TASK PROMPT: In the entries below, find every line holding the string "attenuation" and collect it.

DATASET RECORDS:
** START **

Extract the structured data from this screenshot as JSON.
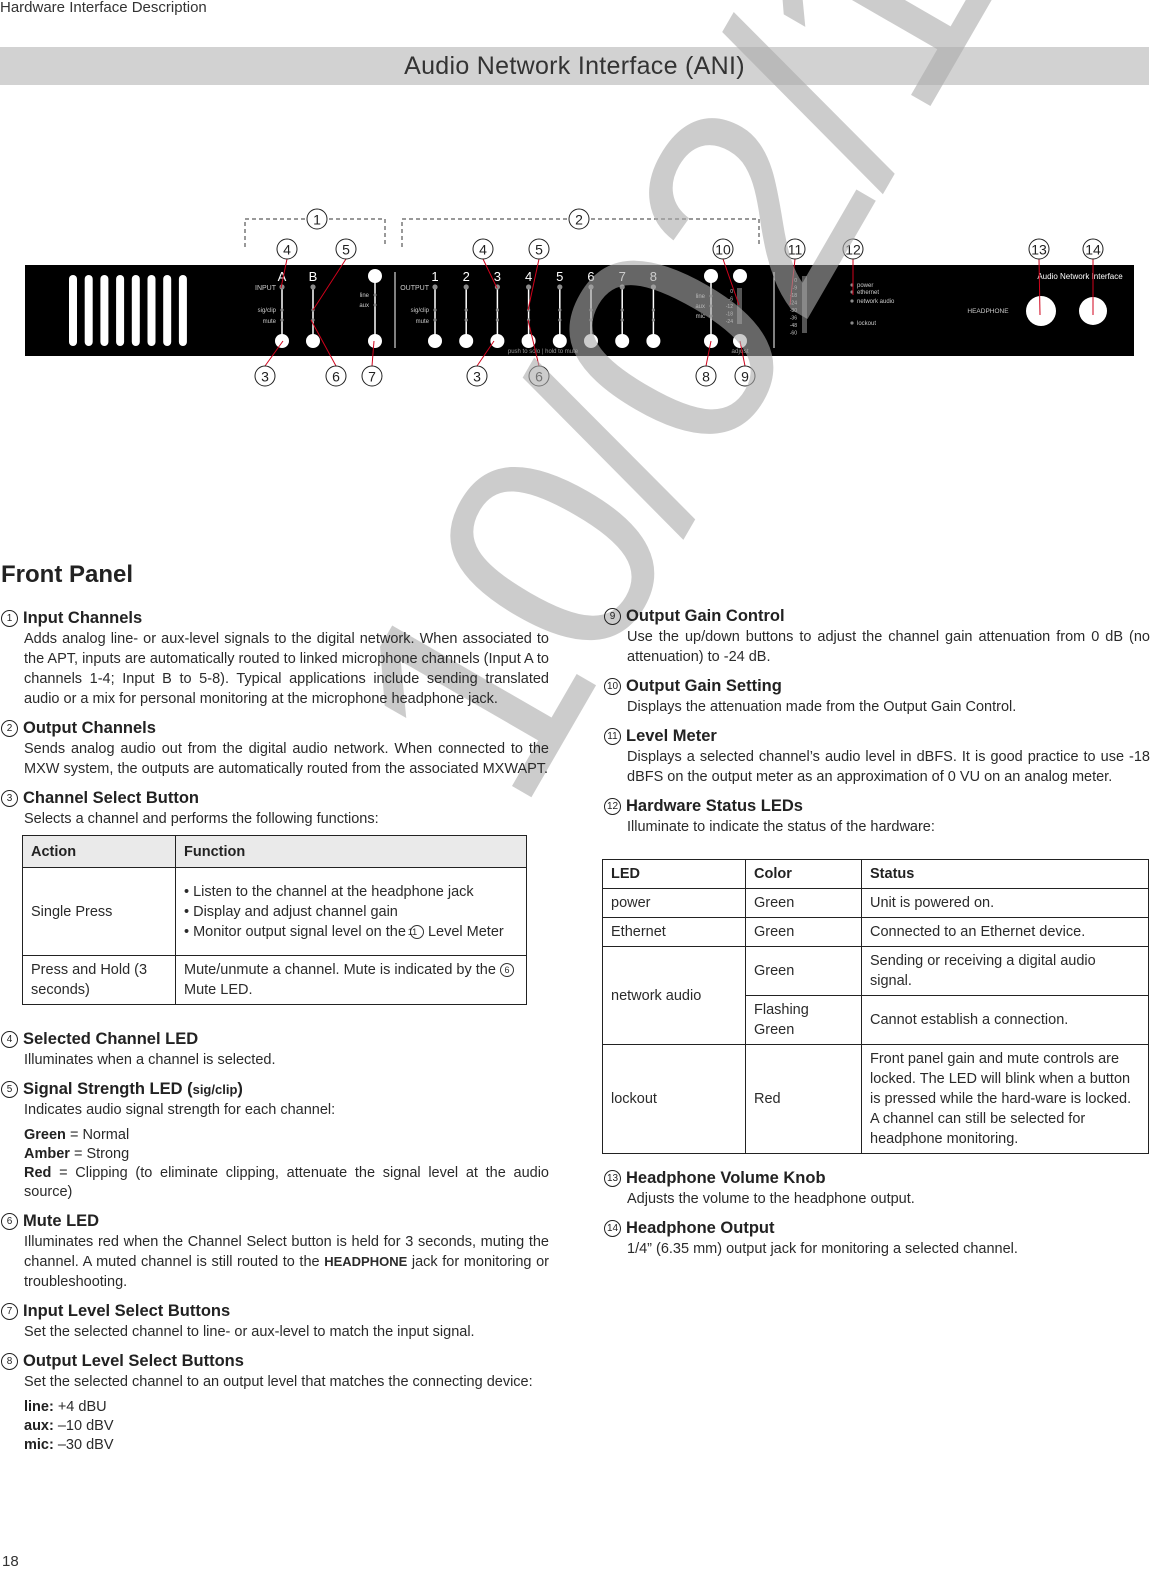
{
  "header": {
    "running_title": "Hardware Interface Description",
    "title": "Audio Network Interface (ANI)"
  },
  "diagram": {
    "brand_label": "Audio Network Interface",
    "input_label": "INPUT",
    "output_label": "OUTPUT",
    "sigclip_label": "sig/clip",
    "mute_label": "mute",
    "input_channels": [
      "A",
      "B"
    ],
    "output_channels": [
      "1",
      "2",
      "3",
      "4",
      "5",
      "6",
      "7",
      "8"
    ],
    "input_level_options": [
      "line",
      "aux"
    ],
    "output_level_options": [
      "line",
      "aux",
      "mic"
    ],
    "gain_scale": [
      "0",
      "-6",
      "-12",
      "-18",
      "-24"
    ],
    "meter_scale": [
      "0",
      "-9",
      "-18",
      "-24",
      "-30",
      "-36",
      "-48",
      "-60"
    ],
    "status_leds": [
      "power",
      "ethernet",
      "network audio",
      "lockout"
    ],
    "push_hint": "push to solo | hold to mute",
    "adjust_label": "adjust",
    "headphone_label": "HEADPHONE",
    "callouts": [
      "1",
      "2",
      "3",
      "4",
      "5",
      "6",
      "7",
      "8",
      "9",
      "10",
      "11",
      "12",
      "13",
      "14"
    ]
  },
  "section_title": "Front Panel",
  "items": {
    "i1": {
      "num": "1",
      "title": "Input Channels",
      "body": "Adds analog line- or aux-level signals to the digital network. When associated to the APT, inputs are automatically routed to linked microphone channels (Input A to channels 1-4; Input B to 5-8). Typical applications include sending translated audio or a mix for personal monitoring at the microphone headphone jack."
    },
    "i2": {
      "num": "2",
      "title": "Output Channels",
      "body": "Sends analog audio out from the digital audio network. When connected to the MXW system, the outputs are automatically routed from the associated MXWAPT."
    },
    "i3": {
      "num": "3",
      "title": "Channel Select Button",
      "body": "Selects a channel and performs the following functions:"
    },
    "i4": {
      "num": "4",
      "title": "Selected Channel LED",
      "body": "Illuminates when a channel is selected."
    },
    "i5": {
      "num": "5",
      "title": "Signal Strength LED (",
      "title_tag": "sig/clip",
      "title_end": ")",
      "body": "Indicates audio signal strength for each channel:",
      "levels": [
        {
          "key": "Green",
          "value": " = Normal"
        },
        {
          "key": "Amber",
          "value": " = Strong"
        },
        {
          "key": "Red",
          "value": " = Clipping (to eliminate clipping, attenuate the signal level at the audio source)"
        }
      ]
    },
    "i6": {
      "num": "6",
      "title": "Mute LED",
      "body_pre": "Illuminates red when the Channel Select button is held for 3 seconds, muting the channel. A muted channel is still routed to the ",
      "body_tag": "HEADPHONE",
      "body_post": " jack for monitoring or troubleshooting."
    },
    "i7": {
      "num": "7",
      "title": "Input Level Select Buttons",
      "body": "Set the selected channel to line- or aux-level to match the input signal."
    },
    "i8": {
      "num": "8",
      "title": "Output Level Select Buttons",
      "body": "Set the selected channel to an output level that matches the connecting device:",
      "levels": [
        {
          "key": "line:",
          "value": " +4 dBU"
        },
        {
          "key": "aux:",
          "value": " –10 dBV"
        },
        {
          "key": "mic:",
          "value": " –30 dBV"
        }
      ]
    },
    "i9": {
      "num": "9",
      "title": "Output Gain Control",
      "body": "Use the up/down buttons to adjust the channel gain attenuation from 0 dB (no attenuation) to -24 dB."
    },
    "i10": {
      "num": "10",
      "title": "Output Gain Setting",
      "body": "Displays the attenuation made from the Output Gain Control."
    },
    "i11": {
      "num": "11",
      "title": "Level Meter",
      "body": "Displays a selected channel’s audio level in dBFS. It is good practice to use -18 dBFS on the output meter as an approximation of 0 VU on an analog meter."
    },
    "i12": {
      "num": "12",
      "title": "Hardware Status LEDs",
      "body": "Illuminate to indicate the status of the hardware:"
    },
    "i13": {
      "num": "13",
      "title": "Headphone Volume Knob",
      "body": "Adjusts the volume to the headphone output."
    },
    "i14": {
      "num": "14",
      "title": "Headphone Output",
      "body": "1/4” (6.35 mm) output jack for monitoring a selected channel."
    }
  },
  "action_table": {
    "headers": [
      "Action",
      "Function"
    ],
    "row1": {
      "action": "Single Press",
      "bullets": [
        "• Listen to the channel at the headphone jack",
        "• Display and adjust channel gain",
        "• Monitor output signal level on the"
      ],
      "bullet3_num": "11",
      "bullet3_end": " Level Meter"
    },
    "row2": {
      "action": "Press and Hold (3 seconds)",
      "func_pre": "Mute/unmute a channel. Mute is indicated by the ",
      "func_num": "6",
      "func_post": " Mute LED."
    }
  },
  "led_table": {
    "headers": [
      "LED",
      "Color",
      "Status"
    ],
    "rows": [
      {
        "led": "power",
        "color": "Green",
        "status": "Unit is powered on."
      },
      {
        "led": "Ethernet",
        "color": "Green",
        "status": "Connected to an Ethernet device."
      },
      {
        "led": "network audio",
        "color": "Green",
        "status": "Sending or receiving a digital audio signal."
      },
      {
        "led": "",
        "color": "Flashing Green",
        "status": "Cannot establish a connection."
      },
      {
        "led": "lockout",
        "color": "Red",
        "status": "Front panel gain and mute controls are locked. The LED will blink when a button is pressed while the hard-ware is locked. A channel can still be selected for headphone monitoring."
      }
    ]
  },
  "watermark": "10/02/12",
  "page_number": "18"
}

** END **

SOLUTION FOR THIS PROBLEM:
      "body": "Use the up/down buttons to adjust the channel gain attenuation from 0 dB (no attenuation) to -24 dB."
      "body": "Displays the attenuation made from the Output Gain Control."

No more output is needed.